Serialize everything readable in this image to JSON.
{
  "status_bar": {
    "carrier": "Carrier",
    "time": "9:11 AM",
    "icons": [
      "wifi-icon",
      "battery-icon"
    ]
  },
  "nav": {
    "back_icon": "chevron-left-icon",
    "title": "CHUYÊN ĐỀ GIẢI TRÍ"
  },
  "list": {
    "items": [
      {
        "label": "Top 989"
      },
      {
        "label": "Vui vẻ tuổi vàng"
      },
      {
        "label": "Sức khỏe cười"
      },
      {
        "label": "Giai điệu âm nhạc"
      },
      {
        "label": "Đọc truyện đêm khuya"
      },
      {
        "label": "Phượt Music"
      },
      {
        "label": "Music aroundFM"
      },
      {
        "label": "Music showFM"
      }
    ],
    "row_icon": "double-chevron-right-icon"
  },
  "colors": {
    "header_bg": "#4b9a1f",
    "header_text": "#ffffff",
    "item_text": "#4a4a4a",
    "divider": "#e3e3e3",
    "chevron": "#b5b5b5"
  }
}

*-*-*

SET PROBLEM → Set down each entry again, unchanged.

FULL ANSWER →
Serialize everything readable in this image to JSON.
{
  "status_bar": {
    "carrier": "Carrier",
    "time": "9:11 AM",
    "icons": [
      "wifi-icon",
      "battery-icon"
    ]
  },
  "nav": {
    "back_icon": "chevron-left-icon",
    "title": "CHUYÊN ĐỀ GIẢI TRÍ"
  },
  "list": {
    "items": [
      {
        "label": "Top 989"
      },
      {
        "label": "Vui vẻ tuổi vàng"
      },
      {
        "label": "Sức khỏe cười"
      },
      {
        "label": "Giai điệu âm nhạc"
      },
      {
        "label": "Đọc truyện đêm khuya"
      },
      {
        "label": "Phượt Music"
      },
      {
        "label": "Music aroundFM"
      },
      {
        "label": "Music showFM"
      }
    ],
    "row_icon": "double-chevron-right-icon"
  },
  "colors": {
    "header_bg": "#4b9a1f",
    "header_text": "#ffffff",
    "item_text": "#4a4a4a",
    "divider": "#e3e3e3",
    "chevron": "#b5b5b5"
  }
}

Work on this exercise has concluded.